>> START

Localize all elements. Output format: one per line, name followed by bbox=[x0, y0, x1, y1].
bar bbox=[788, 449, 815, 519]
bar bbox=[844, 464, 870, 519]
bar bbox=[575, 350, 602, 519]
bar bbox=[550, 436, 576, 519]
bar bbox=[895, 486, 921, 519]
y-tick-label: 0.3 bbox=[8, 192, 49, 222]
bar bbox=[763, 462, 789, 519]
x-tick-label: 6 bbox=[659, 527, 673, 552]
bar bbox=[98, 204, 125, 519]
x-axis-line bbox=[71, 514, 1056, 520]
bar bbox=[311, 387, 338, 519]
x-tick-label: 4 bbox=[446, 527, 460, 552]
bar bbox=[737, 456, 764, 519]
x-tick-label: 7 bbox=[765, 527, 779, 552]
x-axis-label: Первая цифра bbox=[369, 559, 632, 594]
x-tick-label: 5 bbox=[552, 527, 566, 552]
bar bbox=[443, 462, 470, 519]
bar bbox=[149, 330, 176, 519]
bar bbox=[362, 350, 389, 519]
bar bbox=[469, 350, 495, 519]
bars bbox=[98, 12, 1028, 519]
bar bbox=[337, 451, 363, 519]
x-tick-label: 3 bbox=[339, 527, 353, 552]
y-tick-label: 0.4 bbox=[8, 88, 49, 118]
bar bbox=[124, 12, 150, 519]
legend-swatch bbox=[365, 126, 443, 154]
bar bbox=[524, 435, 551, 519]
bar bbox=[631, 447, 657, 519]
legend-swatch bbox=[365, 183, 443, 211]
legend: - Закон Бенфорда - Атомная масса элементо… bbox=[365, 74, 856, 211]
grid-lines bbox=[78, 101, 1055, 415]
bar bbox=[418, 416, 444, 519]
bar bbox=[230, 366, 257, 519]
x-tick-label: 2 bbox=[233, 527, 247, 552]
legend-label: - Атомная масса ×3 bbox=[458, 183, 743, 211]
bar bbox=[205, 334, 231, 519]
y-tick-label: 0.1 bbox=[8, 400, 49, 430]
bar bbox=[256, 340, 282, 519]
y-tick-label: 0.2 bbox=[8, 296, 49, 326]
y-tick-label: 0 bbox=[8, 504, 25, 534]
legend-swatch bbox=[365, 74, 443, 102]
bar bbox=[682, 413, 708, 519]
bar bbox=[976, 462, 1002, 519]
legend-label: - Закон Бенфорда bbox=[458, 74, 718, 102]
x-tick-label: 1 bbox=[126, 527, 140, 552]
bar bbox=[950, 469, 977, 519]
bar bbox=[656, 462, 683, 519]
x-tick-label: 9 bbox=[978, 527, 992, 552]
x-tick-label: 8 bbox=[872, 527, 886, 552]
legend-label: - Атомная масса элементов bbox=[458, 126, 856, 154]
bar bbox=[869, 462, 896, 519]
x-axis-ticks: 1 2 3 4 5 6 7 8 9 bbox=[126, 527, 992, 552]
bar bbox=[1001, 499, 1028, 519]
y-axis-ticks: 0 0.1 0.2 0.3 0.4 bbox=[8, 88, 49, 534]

>> END
>> START

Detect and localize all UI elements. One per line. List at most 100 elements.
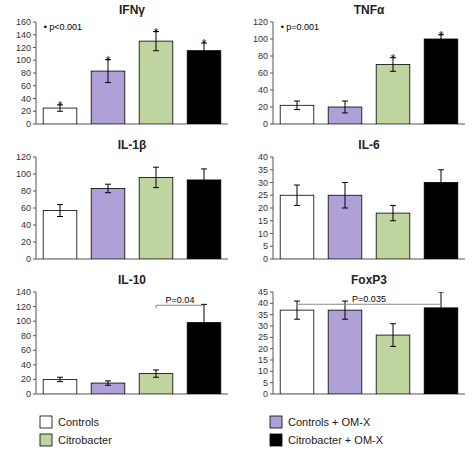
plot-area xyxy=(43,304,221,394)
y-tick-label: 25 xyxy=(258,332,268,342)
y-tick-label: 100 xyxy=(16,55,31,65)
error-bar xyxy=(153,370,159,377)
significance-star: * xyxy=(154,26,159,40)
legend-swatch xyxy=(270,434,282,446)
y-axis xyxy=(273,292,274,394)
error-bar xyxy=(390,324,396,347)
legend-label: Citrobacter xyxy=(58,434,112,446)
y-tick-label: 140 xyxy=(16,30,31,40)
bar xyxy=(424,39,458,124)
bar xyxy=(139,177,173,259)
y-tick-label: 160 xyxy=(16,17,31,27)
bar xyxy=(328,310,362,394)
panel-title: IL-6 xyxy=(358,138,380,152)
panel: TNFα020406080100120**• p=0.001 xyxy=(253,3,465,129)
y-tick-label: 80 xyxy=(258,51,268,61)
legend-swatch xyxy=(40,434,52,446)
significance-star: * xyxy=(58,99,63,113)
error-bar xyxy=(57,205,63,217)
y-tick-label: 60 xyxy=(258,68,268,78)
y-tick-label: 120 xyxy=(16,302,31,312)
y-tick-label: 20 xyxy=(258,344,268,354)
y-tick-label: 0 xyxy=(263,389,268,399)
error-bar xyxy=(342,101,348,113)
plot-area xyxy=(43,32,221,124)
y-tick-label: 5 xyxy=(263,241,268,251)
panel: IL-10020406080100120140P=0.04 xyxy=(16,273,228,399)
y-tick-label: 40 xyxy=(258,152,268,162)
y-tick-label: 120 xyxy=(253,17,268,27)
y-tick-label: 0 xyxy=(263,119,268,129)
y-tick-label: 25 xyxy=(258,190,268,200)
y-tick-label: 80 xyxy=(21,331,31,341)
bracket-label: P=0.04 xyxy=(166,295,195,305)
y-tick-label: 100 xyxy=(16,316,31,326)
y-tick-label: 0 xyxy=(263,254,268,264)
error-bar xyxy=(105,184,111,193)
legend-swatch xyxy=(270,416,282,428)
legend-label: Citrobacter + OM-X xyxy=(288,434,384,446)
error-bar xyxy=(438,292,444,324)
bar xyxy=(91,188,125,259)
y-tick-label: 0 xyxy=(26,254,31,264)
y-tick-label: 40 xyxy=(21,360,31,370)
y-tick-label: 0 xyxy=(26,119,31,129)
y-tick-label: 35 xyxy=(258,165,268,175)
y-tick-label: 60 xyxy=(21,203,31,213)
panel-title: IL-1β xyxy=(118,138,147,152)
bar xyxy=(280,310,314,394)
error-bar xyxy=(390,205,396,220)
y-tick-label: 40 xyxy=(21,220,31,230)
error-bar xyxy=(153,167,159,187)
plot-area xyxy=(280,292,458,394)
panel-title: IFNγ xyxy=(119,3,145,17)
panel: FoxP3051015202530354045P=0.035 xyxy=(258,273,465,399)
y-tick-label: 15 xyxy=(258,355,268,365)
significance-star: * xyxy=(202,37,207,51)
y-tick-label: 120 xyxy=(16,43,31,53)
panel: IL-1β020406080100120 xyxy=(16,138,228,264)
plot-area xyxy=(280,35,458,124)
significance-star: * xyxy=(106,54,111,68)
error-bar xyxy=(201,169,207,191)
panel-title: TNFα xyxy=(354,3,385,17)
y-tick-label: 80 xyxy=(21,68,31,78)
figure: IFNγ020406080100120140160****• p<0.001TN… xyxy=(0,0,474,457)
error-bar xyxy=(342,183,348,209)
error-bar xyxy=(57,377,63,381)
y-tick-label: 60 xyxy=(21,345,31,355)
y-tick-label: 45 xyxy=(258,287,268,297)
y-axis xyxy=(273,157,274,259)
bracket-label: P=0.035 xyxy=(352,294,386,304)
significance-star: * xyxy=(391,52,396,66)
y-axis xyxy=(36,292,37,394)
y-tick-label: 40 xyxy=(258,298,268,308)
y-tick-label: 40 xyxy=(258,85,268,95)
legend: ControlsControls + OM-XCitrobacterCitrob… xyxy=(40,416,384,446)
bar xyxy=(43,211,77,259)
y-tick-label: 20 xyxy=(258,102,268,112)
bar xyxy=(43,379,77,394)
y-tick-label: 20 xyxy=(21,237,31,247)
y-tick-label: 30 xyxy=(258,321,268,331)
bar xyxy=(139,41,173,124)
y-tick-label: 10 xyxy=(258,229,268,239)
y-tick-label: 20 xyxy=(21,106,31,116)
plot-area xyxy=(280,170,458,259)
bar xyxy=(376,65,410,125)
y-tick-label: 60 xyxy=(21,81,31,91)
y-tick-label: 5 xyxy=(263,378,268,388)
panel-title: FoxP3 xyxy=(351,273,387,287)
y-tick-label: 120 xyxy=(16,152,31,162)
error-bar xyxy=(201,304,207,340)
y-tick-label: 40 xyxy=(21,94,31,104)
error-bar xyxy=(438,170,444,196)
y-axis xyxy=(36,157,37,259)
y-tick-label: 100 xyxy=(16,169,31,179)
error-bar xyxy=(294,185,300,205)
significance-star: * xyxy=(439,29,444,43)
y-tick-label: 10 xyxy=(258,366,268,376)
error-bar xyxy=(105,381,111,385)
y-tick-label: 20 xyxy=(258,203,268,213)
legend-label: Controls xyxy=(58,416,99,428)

>> END
>> START

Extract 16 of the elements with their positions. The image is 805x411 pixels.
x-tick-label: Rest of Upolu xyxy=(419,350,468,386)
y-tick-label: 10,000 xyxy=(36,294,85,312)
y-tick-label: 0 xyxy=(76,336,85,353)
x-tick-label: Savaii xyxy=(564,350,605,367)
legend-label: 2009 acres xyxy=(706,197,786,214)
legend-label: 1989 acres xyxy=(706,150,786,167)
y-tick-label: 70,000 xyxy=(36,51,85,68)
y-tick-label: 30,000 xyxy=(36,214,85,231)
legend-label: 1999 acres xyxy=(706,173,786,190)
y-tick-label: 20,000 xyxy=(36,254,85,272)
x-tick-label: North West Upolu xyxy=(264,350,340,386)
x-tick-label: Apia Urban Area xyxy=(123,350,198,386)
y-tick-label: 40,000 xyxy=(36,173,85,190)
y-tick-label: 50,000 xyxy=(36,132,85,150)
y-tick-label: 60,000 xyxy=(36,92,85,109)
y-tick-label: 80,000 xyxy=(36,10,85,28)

>> END

Please reproduce the records verbatim from the line containing "Extract 16 of" through the line containing "y-tick-label: 80,000 xyxy=(36,10,85,28)", both included, and nothing else.

» **WRITTEN ANSWER**:
Extract 16 of the elements with their positions. The image is 805x411 pixels.
x-tick-label: Rest of Upolu xyxy=(419,350,468,386)
y-tick-label: 10,000 xyxy=(36,294,85,312)
y-tick-label: 0 xyxy=(76,336,85,353)
x-tick-label: Savaii xyxy=(564,350,605,367)
legend-label: 2009 acres xyxy=(706,197,786,214)
legend-label: 1989 acres xyxy=(706,150,786,167)
y-tick-label: 70,000 xyxy=(36,51,85,68)
y-tick-label: 30,000 xyxy=(36,214,85,231)
legend-label: 1999 acres xyxy=(706,173,786,190)
y-tick-label: 20,000 xyxy=(36,254,85,272)
x-tick-label: North West Upolu xyxy=(264,350,340,386)
x-tick-label: Apia Urban Area xyxy=(123,350,198,386)
y-tick-label: 40,000 xyxy=(36,173,85,190)
y-tick-label: 50,000 xyxy=(36,132,85,150)
y-tick-label: 60,000 xyxy=(36,92,85,109)
y-tick-label: 80,000 xyxy=(36,10,85,28)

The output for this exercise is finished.